Directions: Repeat the listing below in full, exactly as it stands.

— Begin Data for this task —

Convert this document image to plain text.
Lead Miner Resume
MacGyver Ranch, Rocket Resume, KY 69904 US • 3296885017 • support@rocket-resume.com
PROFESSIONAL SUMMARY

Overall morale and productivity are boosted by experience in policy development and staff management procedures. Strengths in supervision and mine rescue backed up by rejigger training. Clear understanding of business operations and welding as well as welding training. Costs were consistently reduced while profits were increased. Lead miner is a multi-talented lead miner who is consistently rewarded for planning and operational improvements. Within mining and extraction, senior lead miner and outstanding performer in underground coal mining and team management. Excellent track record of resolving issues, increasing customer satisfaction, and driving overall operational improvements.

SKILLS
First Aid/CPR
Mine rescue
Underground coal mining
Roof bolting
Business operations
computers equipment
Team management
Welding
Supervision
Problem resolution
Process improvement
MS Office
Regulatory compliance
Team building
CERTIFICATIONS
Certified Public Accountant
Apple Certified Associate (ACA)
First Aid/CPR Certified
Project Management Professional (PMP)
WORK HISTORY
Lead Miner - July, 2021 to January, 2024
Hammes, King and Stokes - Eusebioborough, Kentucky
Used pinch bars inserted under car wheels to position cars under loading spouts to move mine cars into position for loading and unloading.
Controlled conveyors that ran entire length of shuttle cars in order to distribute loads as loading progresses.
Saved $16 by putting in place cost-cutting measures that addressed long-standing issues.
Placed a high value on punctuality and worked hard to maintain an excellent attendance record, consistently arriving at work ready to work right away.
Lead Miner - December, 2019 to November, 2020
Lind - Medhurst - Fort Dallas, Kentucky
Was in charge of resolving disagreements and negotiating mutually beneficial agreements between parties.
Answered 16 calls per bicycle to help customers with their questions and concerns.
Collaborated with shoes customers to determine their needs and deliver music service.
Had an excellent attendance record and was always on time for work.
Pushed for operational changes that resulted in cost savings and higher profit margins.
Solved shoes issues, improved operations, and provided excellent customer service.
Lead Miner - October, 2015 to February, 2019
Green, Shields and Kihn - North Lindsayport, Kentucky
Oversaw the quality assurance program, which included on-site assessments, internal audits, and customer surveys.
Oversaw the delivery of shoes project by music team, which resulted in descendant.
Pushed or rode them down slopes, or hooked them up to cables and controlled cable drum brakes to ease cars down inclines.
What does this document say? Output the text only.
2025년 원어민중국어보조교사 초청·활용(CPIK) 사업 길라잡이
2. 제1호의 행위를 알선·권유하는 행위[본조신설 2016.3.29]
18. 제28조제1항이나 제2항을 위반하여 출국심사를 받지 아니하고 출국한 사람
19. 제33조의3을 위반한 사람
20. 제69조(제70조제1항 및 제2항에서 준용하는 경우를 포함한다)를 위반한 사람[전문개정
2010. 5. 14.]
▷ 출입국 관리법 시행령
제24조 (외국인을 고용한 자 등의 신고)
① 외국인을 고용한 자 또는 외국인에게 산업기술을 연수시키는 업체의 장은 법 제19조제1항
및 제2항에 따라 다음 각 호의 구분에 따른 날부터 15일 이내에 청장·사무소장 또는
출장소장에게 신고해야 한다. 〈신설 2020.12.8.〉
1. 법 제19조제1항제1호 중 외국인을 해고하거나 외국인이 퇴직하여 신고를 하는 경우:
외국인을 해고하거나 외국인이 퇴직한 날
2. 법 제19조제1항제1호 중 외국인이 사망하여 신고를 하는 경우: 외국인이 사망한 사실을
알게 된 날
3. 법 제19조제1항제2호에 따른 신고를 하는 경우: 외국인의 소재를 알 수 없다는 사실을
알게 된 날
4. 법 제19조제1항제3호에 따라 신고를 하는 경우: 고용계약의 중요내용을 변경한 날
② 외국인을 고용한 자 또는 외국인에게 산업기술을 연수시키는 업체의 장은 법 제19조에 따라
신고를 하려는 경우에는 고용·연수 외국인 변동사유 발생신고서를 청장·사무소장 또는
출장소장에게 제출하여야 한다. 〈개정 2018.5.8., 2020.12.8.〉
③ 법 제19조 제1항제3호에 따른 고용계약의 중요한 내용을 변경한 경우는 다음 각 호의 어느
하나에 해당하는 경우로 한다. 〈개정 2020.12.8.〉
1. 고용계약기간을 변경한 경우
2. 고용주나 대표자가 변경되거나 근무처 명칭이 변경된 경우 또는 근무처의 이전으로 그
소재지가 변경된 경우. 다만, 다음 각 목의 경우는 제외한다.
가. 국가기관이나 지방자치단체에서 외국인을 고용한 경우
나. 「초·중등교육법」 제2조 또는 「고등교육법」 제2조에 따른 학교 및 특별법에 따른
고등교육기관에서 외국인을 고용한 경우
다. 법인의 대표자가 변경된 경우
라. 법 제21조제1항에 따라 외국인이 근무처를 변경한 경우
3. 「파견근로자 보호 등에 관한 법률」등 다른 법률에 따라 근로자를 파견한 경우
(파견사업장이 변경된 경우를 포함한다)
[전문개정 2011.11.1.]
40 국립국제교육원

— End Data for this task —

Task solution:
Convert this document image to plain text.
Lead Miner Resume
MacGyver Ranch, Rocket Resume, KY 69904 US • 3296885017 • support@rocket-resume.com
PROFESSIONAL SUMMARY

Overall morale and productivity are boosted by experience in policy development and staff management procedures. Strengths in supervision and mine rescue backed up by rejigger training. Clear understanding of business operations and welding as well as welding training. Costs were consistently reduced while profits were increased. Lead miner is a multi-talented lead miner who is consistently rewarded for planning and operational improvements. Within mining and extraction, senior lead miner and outstanding performer in underground coal mining and team management. Excellent track record of resolving issues, increasing customer satisfaction, and driving overall operational improvements.

SKILLS
First Aid/CPR
Mine rescue
Underground coal mining
Roof bolting
Business operations
computers equipment
Team management
Welding
Supervision
Problem resolution
Process improvement
MS Office
Regulatory compliance
Team building
CERTIFICATIONS
Certified Public Accountant
Apple Certified Associate (ACA)
First Aid/CPR Certified
Project Management Professional (PMP)
WORK HISTORY
Lead Miner - July, 2021 to January, 2024
Hammes, King and Stokes - Eusebioborough, Kentucky
Used pinch bars inserted under car wheels to position cars under loading spouts to move mine cars into position for loading and unloading.
Controlled conveyors that ran entire length of shuttle cars in order to distribute loads as loading progresses.
Saved $16 by putting in place cost-cutting measures that addressed long-standing issues.
Placed a high value on punctuality and worked hard to maintain an excellent attendance record, consistently arriving at work ready to work right away.
Lead Miner - December, 2019 to November, 2020
Lind - Medhurst - Fort Dallas, Kentucky
Was in charge of resolving disagreements and negotiating mutually beneficial agreements between parties.
Answered 16 calls per bicycle to help customers with their questions and concerns.
Collaborated with shoes customers to determine their needs and deliver music service.
Had an excellent attendance record and was always on time for work.
Pushed for operational changes that resulted in cost savings and higher profit margins.
Solved shoes issues, improved operations, and provided excellent customer service.
Lead Miner - October, 2015 to February, 2019
Green, Shields and Kihn - North Lindsayport, Kentucky
Oversaw the quality assurance program, which included on-site assessments, internal audits, and customer surveys.
Oversaw the delivery of shoes project by music team, which resulted in descendant.
Pushed or rode them down slopes, or hooked them up to cables and controlled cable drum brakes to ease cars down inclines.
What does this document say? Output the text only.
2025년 원어민중국어보조교사 초청·활용(CPIK) 사업 길라잡이
2. 제1호의 행위를 알선·권유하는 행위[본조신설 2016.3.29]
18. 제28조제1항이나 제2항을 위반하여 출국심사를 받지 아니하고 출국한 사람
19. 제33조의3을 위반한 사람
20. 제69조(제70조제1항 및 제2항에서 준용하는 경우를 포함한다)를 위반한 사람[전문개정
2010. 5. 14.]
▷ 출입국 관리법 시행령
제24조 (외국인을 고용한 자 등의 신고)
① 외국인을 고용한 자 또는 외국인에게 산업기술을 연수시키는 업체의 장은 법 제19조제1항
및 제2항에 따라 다음 각 호의 구분에 따른 날부터 15일 이내에 청장·사무소장 또는
출장소장에게 신고해야 한다. 〈신설 2020.12.8.〉
1. 법 제19조제1항제1호 중 외국인을 해고하거나 외국인이 퇴직하여 신고를 하는 경우:
외국인을 해고하거나 외국인이 퇴직한 날
2. 법 제19조제1항제1호 중 외국인이 사망하여 신고를 하는 경우: 외국인이 사망한 사실을
알게 된 날
3. 법 제19조제1항제2호에 따른 신고를 하는 경우: 외국인의 소재를 알 수 없다는 사실을
알게 된 날
4. 법 제19조제1항제3호에 따라 신고를 하는 경우: 고용계약의 중요내용을 변경한 날
② 외국인을 고용한 자 또는 외국인에게 산업기술을 연수시키는 업체의 장은 법 제19조에 따라
신고를 하려는 경우에는 고용·연수 외국인 변동사유 발생신고서를 청장·사무소장 또는
출장소장에게 제출하여야 한다. 〈개정 2018.5.8., 2020.12.8.〉
③ 법 제19조 제1항제3호에 따른 고용계약의 중요한 내용을 변경한 경우는 다음 각 호의 어느
하나에 해당하는 경우로 한다. 〈개정 2020.12.8.〉
1. 고용계약기간을 변경한 경우
2. 고용주나 대표자가 변경되거나 근무처 명칭이 변경된 경우 또는 근무처의 이전으로 그
소재지가 변경된 경우. 다만, 다음 각 목의 경우는 제외한다.
가. 국가기관이나 지방자치단체에서 외국인을 고용한 경우
나. 「초·중등교육법」 제2조 또는 「고등교육법」 제2조에 따른 학교 및 특별법에 따른
고등교육기관에서 외국인을 고용한 경우
다. 법인의 대표자가 변경된 경우
라. 법 제21조제1항에 따라 외국인이 근무처를 변경한 경우
3. 「파견근로자 보호 등에 관한 법률」등 다른 법률에 따라 근로자를 파견한 경우
(파견사업장이 변경된 경우를 포함한다)
[전문개정 2011.11.1.]
40 국립국제교육원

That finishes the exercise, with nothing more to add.